> [SUPPLIED DATA]
╔══
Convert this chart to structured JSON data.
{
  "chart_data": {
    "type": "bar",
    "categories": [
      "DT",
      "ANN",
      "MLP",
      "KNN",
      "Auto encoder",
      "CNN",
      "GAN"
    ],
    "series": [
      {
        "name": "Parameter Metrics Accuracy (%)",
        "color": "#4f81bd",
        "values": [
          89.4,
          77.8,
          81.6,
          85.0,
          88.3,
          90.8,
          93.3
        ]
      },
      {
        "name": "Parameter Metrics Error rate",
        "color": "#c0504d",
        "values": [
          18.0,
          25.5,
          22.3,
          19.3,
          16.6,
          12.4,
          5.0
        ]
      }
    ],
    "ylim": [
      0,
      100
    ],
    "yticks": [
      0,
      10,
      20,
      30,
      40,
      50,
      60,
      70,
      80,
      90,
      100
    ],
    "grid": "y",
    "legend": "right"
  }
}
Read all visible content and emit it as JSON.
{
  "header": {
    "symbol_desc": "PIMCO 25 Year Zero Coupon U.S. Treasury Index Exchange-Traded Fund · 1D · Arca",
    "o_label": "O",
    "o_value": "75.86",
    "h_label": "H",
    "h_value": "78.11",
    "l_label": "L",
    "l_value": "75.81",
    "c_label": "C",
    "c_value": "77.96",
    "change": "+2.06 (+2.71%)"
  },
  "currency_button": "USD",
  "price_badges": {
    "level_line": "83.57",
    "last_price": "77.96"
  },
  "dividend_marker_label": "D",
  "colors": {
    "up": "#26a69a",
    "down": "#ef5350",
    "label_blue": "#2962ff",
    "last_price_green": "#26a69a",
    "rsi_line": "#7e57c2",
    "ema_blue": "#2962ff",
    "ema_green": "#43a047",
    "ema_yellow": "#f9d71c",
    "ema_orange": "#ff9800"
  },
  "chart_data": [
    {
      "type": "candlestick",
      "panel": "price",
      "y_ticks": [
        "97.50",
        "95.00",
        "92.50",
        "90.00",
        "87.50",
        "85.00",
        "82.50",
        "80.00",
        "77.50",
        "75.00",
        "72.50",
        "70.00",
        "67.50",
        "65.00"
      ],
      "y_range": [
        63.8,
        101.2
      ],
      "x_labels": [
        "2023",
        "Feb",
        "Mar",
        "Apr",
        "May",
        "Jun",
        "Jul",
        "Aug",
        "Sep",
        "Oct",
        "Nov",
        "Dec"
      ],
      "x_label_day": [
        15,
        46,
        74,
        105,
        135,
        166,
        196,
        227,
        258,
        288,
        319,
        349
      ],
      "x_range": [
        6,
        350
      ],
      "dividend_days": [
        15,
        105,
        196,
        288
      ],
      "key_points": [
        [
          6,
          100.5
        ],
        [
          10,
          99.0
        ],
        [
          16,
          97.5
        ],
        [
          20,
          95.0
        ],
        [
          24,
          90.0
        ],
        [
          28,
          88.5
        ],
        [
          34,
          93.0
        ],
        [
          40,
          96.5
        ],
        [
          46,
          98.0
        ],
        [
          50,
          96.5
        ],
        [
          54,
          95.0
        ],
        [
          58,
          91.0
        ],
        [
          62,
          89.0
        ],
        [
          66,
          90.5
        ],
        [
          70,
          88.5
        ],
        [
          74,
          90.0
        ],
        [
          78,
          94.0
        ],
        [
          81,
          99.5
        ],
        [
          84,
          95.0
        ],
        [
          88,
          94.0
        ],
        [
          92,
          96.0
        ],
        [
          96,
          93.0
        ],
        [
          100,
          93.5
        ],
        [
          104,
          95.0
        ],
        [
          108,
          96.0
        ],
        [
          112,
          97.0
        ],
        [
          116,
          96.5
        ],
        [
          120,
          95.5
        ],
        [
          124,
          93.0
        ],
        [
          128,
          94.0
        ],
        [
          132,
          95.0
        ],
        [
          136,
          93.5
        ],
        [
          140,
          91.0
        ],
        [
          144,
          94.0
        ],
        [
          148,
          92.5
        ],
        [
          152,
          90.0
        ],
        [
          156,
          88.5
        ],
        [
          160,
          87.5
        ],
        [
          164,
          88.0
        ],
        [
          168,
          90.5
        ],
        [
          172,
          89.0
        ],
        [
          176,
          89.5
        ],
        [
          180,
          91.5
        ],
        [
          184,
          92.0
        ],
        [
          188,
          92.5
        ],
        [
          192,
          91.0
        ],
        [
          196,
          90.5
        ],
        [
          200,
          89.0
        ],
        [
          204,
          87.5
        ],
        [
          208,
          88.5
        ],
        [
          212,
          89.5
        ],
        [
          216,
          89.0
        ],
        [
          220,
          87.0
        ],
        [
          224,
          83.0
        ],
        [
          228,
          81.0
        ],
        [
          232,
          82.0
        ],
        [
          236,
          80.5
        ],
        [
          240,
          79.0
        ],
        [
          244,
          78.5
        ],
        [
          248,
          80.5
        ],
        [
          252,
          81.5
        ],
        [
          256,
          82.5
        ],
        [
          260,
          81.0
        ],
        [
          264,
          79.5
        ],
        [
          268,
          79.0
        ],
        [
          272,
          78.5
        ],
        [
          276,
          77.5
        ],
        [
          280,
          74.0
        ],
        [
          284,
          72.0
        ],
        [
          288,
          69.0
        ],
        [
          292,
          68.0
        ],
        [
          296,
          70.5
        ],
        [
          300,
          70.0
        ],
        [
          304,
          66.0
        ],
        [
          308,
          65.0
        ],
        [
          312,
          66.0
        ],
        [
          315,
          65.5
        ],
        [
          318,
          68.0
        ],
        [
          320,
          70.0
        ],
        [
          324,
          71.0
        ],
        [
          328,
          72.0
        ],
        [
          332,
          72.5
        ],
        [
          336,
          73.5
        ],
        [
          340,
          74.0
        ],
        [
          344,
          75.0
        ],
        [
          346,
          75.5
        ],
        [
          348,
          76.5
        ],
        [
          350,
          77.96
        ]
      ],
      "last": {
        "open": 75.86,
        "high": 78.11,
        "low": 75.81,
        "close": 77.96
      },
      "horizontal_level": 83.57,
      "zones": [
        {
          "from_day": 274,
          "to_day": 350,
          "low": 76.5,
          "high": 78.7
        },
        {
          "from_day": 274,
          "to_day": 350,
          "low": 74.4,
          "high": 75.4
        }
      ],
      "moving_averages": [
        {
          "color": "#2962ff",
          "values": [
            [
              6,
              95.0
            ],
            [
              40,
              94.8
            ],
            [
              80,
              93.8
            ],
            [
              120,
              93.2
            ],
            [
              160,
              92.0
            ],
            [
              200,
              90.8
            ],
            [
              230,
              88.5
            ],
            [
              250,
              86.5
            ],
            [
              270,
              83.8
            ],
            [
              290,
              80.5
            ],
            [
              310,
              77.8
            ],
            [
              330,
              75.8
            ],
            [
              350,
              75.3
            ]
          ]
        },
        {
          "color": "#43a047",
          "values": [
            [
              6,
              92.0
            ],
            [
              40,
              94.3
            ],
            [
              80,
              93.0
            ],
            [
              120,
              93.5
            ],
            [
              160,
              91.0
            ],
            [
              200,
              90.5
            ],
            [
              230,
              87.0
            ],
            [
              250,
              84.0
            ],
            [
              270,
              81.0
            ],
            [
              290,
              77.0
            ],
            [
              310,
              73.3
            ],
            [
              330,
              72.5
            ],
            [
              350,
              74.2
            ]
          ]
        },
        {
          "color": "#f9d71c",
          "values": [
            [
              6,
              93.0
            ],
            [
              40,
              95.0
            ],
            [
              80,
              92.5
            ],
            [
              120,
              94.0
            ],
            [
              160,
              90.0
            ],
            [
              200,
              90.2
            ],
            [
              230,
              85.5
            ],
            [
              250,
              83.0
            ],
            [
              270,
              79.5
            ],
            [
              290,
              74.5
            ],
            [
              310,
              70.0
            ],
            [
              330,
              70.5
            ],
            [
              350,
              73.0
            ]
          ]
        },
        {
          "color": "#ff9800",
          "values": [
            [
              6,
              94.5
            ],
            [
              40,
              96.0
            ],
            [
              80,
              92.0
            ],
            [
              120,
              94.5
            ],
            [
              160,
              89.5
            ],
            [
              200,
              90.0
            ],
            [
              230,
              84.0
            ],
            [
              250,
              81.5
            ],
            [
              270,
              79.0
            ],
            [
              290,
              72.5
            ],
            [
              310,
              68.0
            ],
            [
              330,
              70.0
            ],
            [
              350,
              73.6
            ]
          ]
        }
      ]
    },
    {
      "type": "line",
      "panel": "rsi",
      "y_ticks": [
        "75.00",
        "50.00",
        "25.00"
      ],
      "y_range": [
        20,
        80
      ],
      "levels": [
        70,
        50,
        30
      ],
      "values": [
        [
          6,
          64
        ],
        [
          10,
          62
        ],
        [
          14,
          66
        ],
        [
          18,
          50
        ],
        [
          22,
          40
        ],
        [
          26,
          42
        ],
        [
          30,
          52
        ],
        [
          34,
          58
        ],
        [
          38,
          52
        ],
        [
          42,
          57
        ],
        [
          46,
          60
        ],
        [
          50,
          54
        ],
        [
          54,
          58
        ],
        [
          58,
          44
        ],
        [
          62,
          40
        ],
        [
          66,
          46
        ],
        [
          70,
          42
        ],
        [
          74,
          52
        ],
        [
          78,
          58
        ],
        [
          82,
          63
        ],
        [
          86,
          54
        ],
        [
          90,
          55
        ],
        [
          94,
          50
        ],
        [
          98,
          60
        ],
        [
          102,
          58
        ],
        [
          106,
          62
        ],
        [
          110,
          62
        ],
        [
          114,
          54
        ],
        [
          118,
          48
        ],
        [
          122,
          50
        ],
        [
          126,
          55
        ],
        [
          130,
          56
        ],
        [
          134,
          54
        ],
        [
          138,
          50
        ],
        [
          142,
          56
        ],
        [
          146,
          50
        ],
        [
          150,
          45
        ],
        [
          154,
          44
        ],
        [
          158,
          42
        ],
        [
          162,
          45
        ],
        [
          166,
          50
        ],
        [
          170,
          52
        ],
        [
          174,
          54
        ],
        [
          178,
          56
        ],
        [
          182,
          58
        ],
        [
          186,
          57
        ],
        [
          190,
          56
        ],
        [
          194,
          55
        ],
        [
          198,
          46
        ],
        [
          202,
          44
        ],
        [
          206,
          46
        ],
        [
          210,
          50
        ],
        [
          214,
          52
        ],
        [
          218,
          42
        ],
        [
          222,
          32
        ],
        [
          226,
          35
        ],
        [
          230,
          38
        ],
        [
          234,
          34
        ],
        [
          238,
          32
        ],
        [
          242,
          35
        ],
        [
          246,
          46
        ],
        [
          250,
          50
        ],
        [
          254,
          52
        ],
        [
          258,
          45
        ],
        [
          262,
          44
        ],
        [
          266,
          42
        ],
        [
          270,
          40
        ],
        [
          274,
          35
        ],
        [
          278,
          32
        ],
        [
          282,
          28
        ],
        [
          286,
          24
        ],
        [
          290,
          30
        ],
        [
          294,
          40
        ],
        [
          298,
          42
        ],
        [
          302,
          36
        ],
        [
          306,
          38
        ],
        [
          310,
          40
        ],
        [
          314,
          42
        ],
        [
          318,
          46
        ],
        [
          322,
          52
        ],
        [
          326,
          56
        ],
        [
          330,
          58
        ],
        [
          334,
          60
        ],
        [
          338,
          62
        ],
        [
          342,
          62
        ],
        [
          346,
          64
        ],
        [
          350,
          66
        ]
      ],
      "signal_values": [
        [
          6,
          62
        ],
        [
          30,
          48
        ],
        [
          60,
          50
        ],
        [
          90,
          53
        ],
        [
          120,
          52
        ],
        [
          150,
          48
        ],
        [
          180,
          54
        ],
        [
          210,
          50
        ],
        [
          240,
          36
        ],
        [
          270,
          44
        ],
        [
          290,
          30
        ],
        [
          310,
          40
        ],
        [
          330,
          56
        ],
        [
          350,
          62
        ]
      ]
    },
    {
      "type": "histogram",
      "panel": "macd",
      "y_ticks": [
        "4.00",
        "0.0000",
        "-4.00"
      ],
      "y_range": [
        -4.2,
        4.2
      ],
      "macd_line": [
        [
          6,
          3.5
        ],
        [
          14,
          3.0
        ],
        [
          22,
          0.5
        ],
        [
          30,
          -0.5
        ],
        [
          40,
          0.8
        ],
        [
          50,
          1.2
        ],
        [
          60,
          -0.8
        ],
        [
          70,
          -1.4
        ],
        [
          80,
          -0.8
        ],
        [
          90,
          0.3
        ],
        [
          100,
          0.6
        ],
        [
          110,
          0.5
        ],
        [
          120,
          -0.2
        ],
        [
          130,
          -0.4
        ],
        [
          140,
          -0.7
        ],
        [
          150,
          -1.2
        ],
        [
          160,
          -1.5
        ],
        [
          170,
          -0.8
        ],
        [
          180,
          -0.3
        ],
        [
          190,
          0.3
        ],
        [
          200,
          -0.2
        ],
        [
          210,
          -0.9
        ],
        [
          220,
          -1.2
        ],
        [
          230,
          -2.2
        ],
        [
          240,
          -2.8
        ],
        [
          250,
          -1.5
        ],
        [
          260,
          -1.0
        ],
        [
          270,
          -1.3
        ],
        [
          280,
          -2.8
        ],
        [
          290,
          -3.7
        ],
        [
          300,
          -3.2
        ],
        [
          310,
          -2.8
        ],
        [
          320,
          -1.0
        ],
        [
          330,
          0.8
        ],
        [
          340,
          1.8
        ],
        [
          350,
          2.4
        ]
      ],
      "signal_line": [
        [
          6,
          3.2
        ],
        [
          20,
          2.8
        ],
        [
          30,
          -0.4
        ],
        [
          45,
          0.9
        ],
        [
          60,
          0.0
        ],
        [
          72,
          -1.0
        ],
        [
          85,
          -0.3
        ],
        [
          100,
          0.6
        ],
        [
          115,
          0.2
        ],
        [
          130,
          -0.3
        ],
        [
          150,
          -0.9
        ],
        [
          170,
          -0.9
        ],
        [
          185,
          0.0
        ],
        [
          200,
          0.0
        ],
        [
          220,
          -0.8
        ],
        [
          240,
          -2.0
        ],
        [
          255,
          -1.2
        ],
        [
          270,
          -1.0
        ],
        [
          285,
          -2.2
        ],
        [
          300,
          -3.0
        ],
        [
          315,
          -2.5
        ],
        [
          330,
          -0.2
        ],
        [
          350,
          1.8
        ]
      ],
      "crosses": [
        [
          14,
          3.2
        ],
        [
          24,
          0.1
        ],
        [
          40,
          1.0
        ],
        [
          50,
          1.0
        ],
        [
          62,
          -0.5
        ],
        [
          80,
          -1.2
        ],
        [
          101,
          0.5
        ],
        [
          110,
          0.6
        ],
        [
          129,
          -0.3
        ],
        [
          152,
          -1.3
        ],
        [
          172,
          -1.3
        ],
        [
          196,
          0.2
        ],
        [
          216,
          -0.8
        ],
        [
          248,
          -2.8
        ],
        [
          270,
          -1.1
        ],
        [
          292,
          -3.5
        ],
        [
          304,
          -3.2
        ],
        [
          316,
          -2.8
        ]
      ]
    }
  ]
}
╚══
> [SET EXERCISE]
Copy every line above in which the string "JSON" shows up.

> [ANSWER]
Convert this chart to structured JSON data.
Read all visible content and emit it as JSON.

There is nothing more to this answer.